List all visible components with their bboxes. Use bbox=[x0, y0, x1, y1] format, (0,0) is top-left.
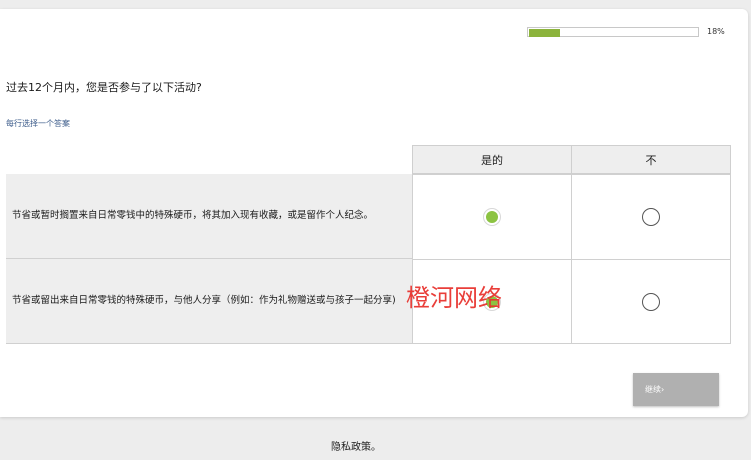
progress-percent: 18% bbox=[707, 27, 725, 36]
question-text: 过去12个月内，您是否参与了以下活动? bbox=[6, 81, 202, 94]
radio-button[interactable] bbox=[642, 208, 660, 226]
row-label-2: 节省或留出来自日常零钱的特殊硬币，与他人分享（例如：作为礼物赠送或与孩子一起分享… bbox=[6, 259, 412, 344]
column-header-yes: 是的 bbox=[412, 145, 572, 174]
progress-fill bbox=[529, 29, 560, 37]
row-label-1: 节省或暂时搁置来自日常零钱中的特殊硬币，将其加入现有收藏，或是留作个人纪念。 bbox=[6, 174, 412, 259]
continue-button[interactable]: 继续› bbox=[633, 373, 719, 406]
row-1-option-yes[interactable] bbox=[412, 174, 572, 260]
privacy-policy-link[interactable]: 隐私政策。 bbox=[0, 438, 712, 453]
question-instruction: 每行选择一个答案 bbox=[6, 119, 70, 128]
watermark: 橙河网络 bbox=[406, 284, 502, 312]
answer-grid: 是的 不 节省或暂时搁置来自日常零钱中的特殊硬币，将其加入现有收藏，或是留作个人… bbox=[6, 145, 731, 344]
radio-button[interactable] bbox=[642, 292, 660, 311]
progress-track bbox=[527, 27, 699, 37]
radio-button-checked[interactable] bbox=[483, 208, 501, 226]
row-2-option-no[interactable] bbox=[571, 259, 731, 344]
column-header-no: 不 bbox=[571, 145, 731, 174]
row-1-option-no[interactable] bbox=[571, 174, 731, 260]
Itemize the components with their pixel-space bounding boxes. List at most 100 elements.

==*==

Given problem: Recast the rows above as a numbered list, leaving out any blank lines and omitting the pictures from your answer.

Task result:
1. List all visible components with their bboxes. Use bbox=[x0, y0, x1, y1] format, (0,0) is top-left.
2. progress-percent: 18% bbox=[707, 27, 725, 36]
3. question-text: 过去12个月内，您是否参与了以下活动? bbox=[6, 81, 202, 94]
4. radio-button[interactable] bbox=[642, 208, 660, 226]
5. row-label-2: 节省或留出来自日常零钱的特殊硬币，与他人分享（例如：作为礼物赠送或与孩子一起分享… bbox=[6, 259, 412, 344]
6. column-header-yes: 是的 bbox=[412, 145, 572, 174]
7. progress-fill bbox=[529, 29, 560, 37]
8. row-label-1: 节省或暂时搁置来自日常零钱中的特殊硬币，将其加入现有收藏，或是留作个人纪念。 bbox=[6, 174, 412, 259]
9. continue-button[interactable]: 继续› bbox=[633, 373, 719, 406]
10. row-1-option-yes[interactable] bbox=[412, 174, 572, 260]
11. privacy-policy-link[interactable]: 隐私政策。 bbox=[0, 438, 712, 453]
12. question-instruction: 每行选择一个答案 bbox=[6, 119, 70, 128]
13. watermark: 橙河网络 bbox=[406, 284, 502, 312]
14. answer-grid: 是的 不 节省或暂时搁置来自日常零钱中的特殊硬币，将其加入现有收藏，或是留作个人… bbox=[6, 145, 731, 344]
15. radio-button[interactable] bbox=[642, 292, 660, 311]
16. progress-track bbox=[527, 27, 699, 37]
17. radio-button-checked[interactable] bbox=[483, 208, 501, 226]
18. row-2-option-no[interactable] bbox=[571, 259, 731, 344]
19. column-header-no: 不 bbox=[571, 145, 731, 174]
20. row-1-option-no[interactable] bbox=[571, 174, 731, 260]
21. Itemize the components with their pixel-space bounding boxes. List at most 100 elements.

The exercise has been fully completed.